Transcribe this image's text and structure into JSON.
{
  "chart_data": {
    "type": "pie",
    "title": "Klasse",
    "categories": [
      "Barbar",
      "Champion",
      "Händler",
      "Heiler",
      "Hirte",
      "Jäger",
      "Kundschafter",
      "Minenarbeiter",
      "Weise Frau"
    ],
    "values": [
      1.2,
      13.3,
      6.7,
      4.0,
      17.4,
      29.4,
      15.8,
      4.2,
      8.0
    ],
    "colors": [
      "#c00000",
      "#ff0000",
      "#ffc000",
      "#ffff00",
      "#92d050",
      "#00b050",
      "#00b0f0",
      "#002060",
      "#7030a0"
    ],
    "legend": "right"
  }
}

____________

= EXERCISE DESCRIPTION =
Set down the listing above in full, please, exactly as it appears.

= RESULT OF THE TASK =
Transcribe this image's text and structure into JSON.
{
  "chart_data": {
    "type": "pie",
    "title": "Klasse",
    "categories": [
      "Barbar",
      "Champion",
      "Händler",
      "Heiler",
      "Hirte",
      "Jäger",
      "Kundschafter",
      "Minenarbeiter",
      "Weise Frau"
    ],
    "values": [
      1.2,
      13.3,
      6.7,
      4.0,
      17.4,
      29.4,
      15.8,
      4.2,
      8.0
    ],
    "colors": [
      "#c00000",
      "#ff0000",
      "#ffc000",
      "#ffff00",
      "#92d050",
      "#00b050",
      "#00b0f0",
      "#002060",
      "#7030a0"
    ],
    "legend": "right"
  }
}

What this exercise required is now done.